SET TASK: Can you rewrite every one of these entries with "candle-body" changed to "candlestick-body" and nothing else altered? Omit the pictures from your answer.

[Begin SUPPLIED DATA]

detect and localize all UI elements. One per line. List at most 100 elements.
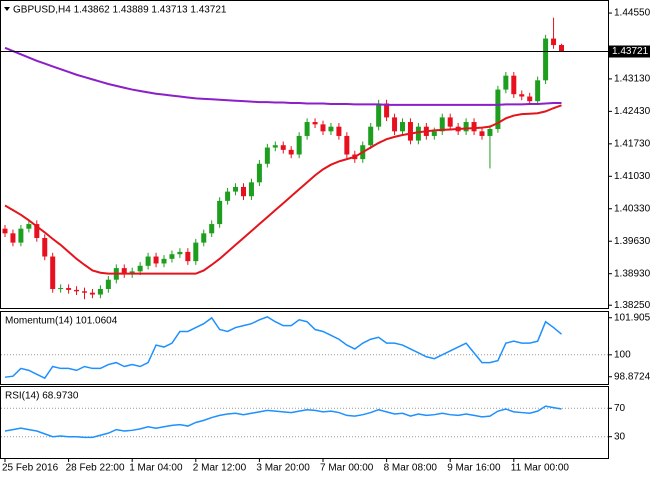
candle-body xyxy=(535,80,541,102)
candle-body xyxy=(248,182,254,197)
indicator-line xyxy=(4,316,562,380)
candle-body xyxy=(264,147,270,164)
momentum-frame xyxy=(0,311,609,385)
candle-body xyxy=(296,135,302,155)
candle-body xyxy=(241,186,246,197)
candle-body xyxy=(82,291,87,293)
candle-body xyxy=(320,124,326,132)
candle-body xyxy=(97,288,103,295)
candle-body xyxy=(519,94,525,97)
y-tick-label: 1.39630 xyxy=(614,236,650,247)
momentum-title: Momentum(14) 101.0604 xyxy=(5,316,118,327)
candle-body xyxy=(58,288,64,290)
candle-body xyxy=(217,200,223,225)
candle-body xyxy=(471,122,477,132)
candle-body xyxy=(10,233,16,243)
y-tick-label: 98.8724 xyxy=(614,371,650,382)
candle-body xyxy=(511,75,517,95)
moving-average xyxy=(4,46,562,106)
candle-body xyxy=(169,254,175,259)
y-tick-label: 1.43130 xyxy=(614,74,650,85)
candle-body xyxy=(105,279,111,289)
candle-body xyxy=(193,242,199,262)
y-tick-label: 1.40330 xyxy=(614,203,650,214)
y-tick-label: 1.44550 xyxy=(614,8,650,19)
x-tick-label: 8 Mar 08:00 xyxy=(384,463,438,474)
x-tick-label: 9 Mar 16:00 xyxy=(447,463,501,474)
candle-body xyxy=(312,122,318,125)
candle-body xyxy=(384,103,390,118)
x-tick-label: 1 Mar 04:00 xyxy=(129,463,183,474)
y-tick-label: 70 xyxy=(614,403,626,414)
candle-body xyxy=(527,96,533,102)
candle-body xyxy=(201,233,207,243)
candle-body xyxy=(209,224,215,234)
rsi-title: RSI(14) 68.9730 xyxy=(5,391,79,402)
candle-body xyxy=(439,117,445,132)
candle-body xyxy=(185,251,191,262)
candle-body xyxy=(487,128,493,136)
candle-body xyxy=(392,117,398,132)
y-tick-label: 1.42430 xyxy=(614,106,650,117)
candle-body xyxy=(66,288,72,290)
candle-body xyxy=(551,38,557,46)
menu-icon xyxy=(4,7,10,11)
candle-body xyxy=(89,292,95,295)
candle-body xyxy=(26,224,32,229)
x-tick-label: 2 Mar 12:00 xyxy=(193,463,247,474)
last-price-label: 1.43721 xyxy=(612,46,649,57)
candle-body xyxy=(288,149,294,155)
candle-body xyxy=(42,237,48,257)
candle-body xyxy=(225,191,231,201)
x-tick-label: 28 Feb 22:00 xyxy=(66,463,125,474)
plot-layer: 1.44550 1.43130 1.42430 1.41730 1.41030 1.403… xyxy=(1,8,650,474)
y-tick-label: 1.38250 xyxy=(614,300,650,311)
indicator-line xyxy=(4,405,562,439)
candle-body xyxy=(415,126,421,141)
candle-body xyxy=(328,126,334,132)
rsi-frame xyxy=(0,386,609,459)
candle-body xyxy=(18,228,24,243)
candle-body xyxy=(272,145,278,148)
candle-body xyxy=(559,44,564,52)
candle-body xyxy=(479,131,485,136)
candle-body xyxy=(376,103,382,127)
candle-body xyxy=(256,163,262,183)
last-price-box xyxy=(609,45,650,58)
y-tick-label: 1.41030 xyxy=(614,171,650,182)
candle-body xyxy=(74,289,80,292)
candle-body xyxy=(280,145,286,150)
main-title: GBPUSD,H4 1.43862 1.43889 1.43713 1.4372… xyxy=(13,5,227,16)
moving-average xyxy=(4,104,562,275)
candle-body xyxy=(304,122,310,136)
candle-body xyxy=(495,89,501,129)
candle-body xyxy=(233,186,239,192)
x-tick-label: 7 Mar 00:00 xyxy=(320,463,374,474)
candle-body xyxy=(447,117,453,127)
x-tick-label: 3 Mar 20:00 xyxy=(256,463,310,474)
candle-body xyxy=(177,251,183,255)
candle-body xyxy=(50,256,56,289)
candle-body xyxy=(400,122,405,132)
candle-body xyxy=(121,268,127,275)
candle-body xyxy=(336,126,342,136)
x-tick-label: 25 Feb 2016 xyxy=(2,463,59,474)
y-tick-label: 1.41730 xyxy=(614,138,650,149)
candle-body xyxy=(407,122,413,141)
candle-body xyxy=(368,126,374,146)
candle-body xyxy=(2,228,8,234)
y-tick-label: 1.38930 xyxy=(614,268,650,279)
candle-body xyxy=(137,265,143,272)
candle-body xyxy=(463,122,469,132)
candle-body xyxy=(34,224,40,238)
candle-body xyxy=(145,256,151,266)
candle-body xyxy=(344,135,350,155)
candle-body xyxy=(503,75,509,90)
candle-body xyxy=(431,131,437,136)
main-frame xyxy=(0,0,609,309)
candle-body xyxy=(161,258,167,264)
y-tick-label: 100 xyxy=(614,349,631,360)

[End SUPPLIED DATA]

THE SOLUTION:
detect and localize all UI elements. One per line. List at most 100 elements.
candlestick-body xyxy=(535,80,541,102)
candlestick-body xyxy=(248,182,254,197)
indicator-line xyxy=(4,316,562,380)
candlestick-body xyxy=(264,147,270,164)
momentum-frame xyxy=(0,311,609,385)
candlestick-body xyxy=(296,135,302,155)
candlestick-body xyxy=(241,186,246,197)
candlestick-body xyxy=(82,291,87,293)
candlestick-body xyxy=(320,124,326,132)
candlestick-body xyxy=(97,288,103,295)
candlestick-body xyxy=(519,94,525,97)
y-tick-label: 1.39630 xyxy=(614,236,650,247)
momentum-title: Momentum(14) 101.0604 xyxy=(5,316,118,327)
candlestick-body xyxy=(58,288,64,290)
candlestick-body xyxy=(217,200,223,225)
candlestick-body xyxy=(471,122,477,132)
candlestick-body xyxy=(10,233,16,243)
y-tick-label: 98.8724 xyxy=(614,371,650,382)
candlestick-body xyxy=(511,75,517,95)
moving-average xyxy=(4,46,562,106)
candlestick-body xyxy=(169,254,175,259)
y-tick-label: 1.43130 xyxy=(614,74,650,85)
candlestick-body xyxy=(105,279,111,289)
candlestick-body xyxy=(193,242,199,262)
y-tick-label: 1.40330 xyxy=(614,203,650,214)
y-tick-label: 1.44550 xyxy=(614,8,650,19)
x-tick-label: 8 Mar 08:00 xyxy=(384,463,438,474)
x-tick-label: 9 Mar 16:00 xyxy=(447,463,501,474)
candlestick-body xyxy=(312,122,318,125)
candlestick-body xyxy=(384,103,390,118)
x-tick-label: 1 Mar 04:00 xyxy=(129,463,183,474)
y-tick-label: 70 xyxy=(614,403,626,414)
candlestick-body xyxy=(527,96,533,102)
candlestick-body xyxy=(201,233,207,243)
candlestick-body xyxy=(209,224,215,234)
rsi-title: RSI(14) 68.9730 xyxy=(5,391,79,402)
candlestick-body xyxy=(439,117,445,132)
candlestick-body xyxy=(185,251,191,262)
candlestick-body xyxy=(487,128,493,136)
candlestick-body xyxy=(392,117,398,132)
y-tick-label: 1.42430 xyxy=(614,106,650,117)
candlestick-body xyxy=(66,288,72,290)
candlestick-body xyxy=(551,38,557,46)
menu-icon xyxy=(4,7,10,11)
candlestick-body xyxy=(89,292,95,295)
candlestick-body xyxy=(26,224,32,229)
x-tick-label: 2 Mar 12:00 xyxy=(193,463,247,474)
last-price-label: 1.43721 xyxy=(612,46,649,57)
candlestick-body xyxy=(288,149,294,155)
candlestick-body xyxy=(42,237,48,257)
candlestick-body xyxy=(225,191,231,201)
x-tick-label: 28 Feb 22:00 xyxy=(66,463,125,474)
plot-layer: 1.44550 1.43130 1.42430 1.41730 1.41030 1.403… xyxy=(1,8,650,474)
y-tick-label: 1.38250 xyxy=(614,300,650,311)
indicator-line xyxy=(4,405,562,439)
candlestick-body xyxy=(415,126,421,141)
candlestick-body xyxy=(328,126,334,132)
rsi-frame xyxy=(0,386,609,459)
candlestick-body xyxy=(18,228,24,243)
candlestick-body xyxy=(272,145,278,148)
candlestick-body xyxy=(559,44,564,52)
candlestick-body xyxy=(479,131,485,136)
candlestick-body xyxy=(376,103,382,127)
candlestick-body xyxy=(256,163,262,183)
last-price-box xyxy=(609,45,650,58)
y-tick-label: 1.41030 xyxy=(614,171,650,182)
candlestick-body xyxy=(74,289,80,292)
candlestick-body xyxy=(280,145,286,150)
main-title: GBPUSD,H4 1.43862 1.43889 1.43713 1.4372… xyxy=(13,5,227,16)
moving-average xyxy=(4,104,562,275)
candlestick-body xyxy=(304,122,310,136)
candlestick-body xyxy=(495,89,501,129)
candlestick-body xyxy=(233,186,239,192)
x-tick-label: 7 Mar 00:00 xyxy=(320,463,374,474)
candlestick-body xyxy=(447,117,453,127)
x-tick-label: 3 Mar 20:00 xyxy=(256,463,310,474)
candlestick-body xyxy=(177,251,183,255)
candlestick-body xyxy=(50,256,56,289)
candlestick-body xyxy=(400,122,405,132)
candlestick-body xyxy=(121,268,127,275)
candlestick-body xyxy=(336,126,342,136)
x-tick-label: 25 Feb 2016 xyxy=(2,463,59,474)
y-tick-label: 1.41730 xyxy=(614,138,650,149)
candlestick-body xyxy=(407,122,413,141)
candlestick-body xyxy=(368,126,374,146)
candlestick-body xyxy=(2,228,8,234)
y-tick-label: 1.38930 xyxy=(614,268,650,279)
candlestick-body xyxy=(137,265,143,272)
candlestick-body xyxy=(463,122,469,132)
candlestick-body xyxy=(34,224,40,238)
candlestick-body xyxy=(145,256,151,266)
candlestick-body xyxy=(344,135,350,155)
candlestick-body xyxy=(503,75,509,90)
candlestick-body xyxy=(431,131,437,136)
main-frame xyxy=(0,0,609,309)
candlestick-body xyxy=(161,258,167,264)
y-tick-label: 100 xyxy=(614,349,631,360)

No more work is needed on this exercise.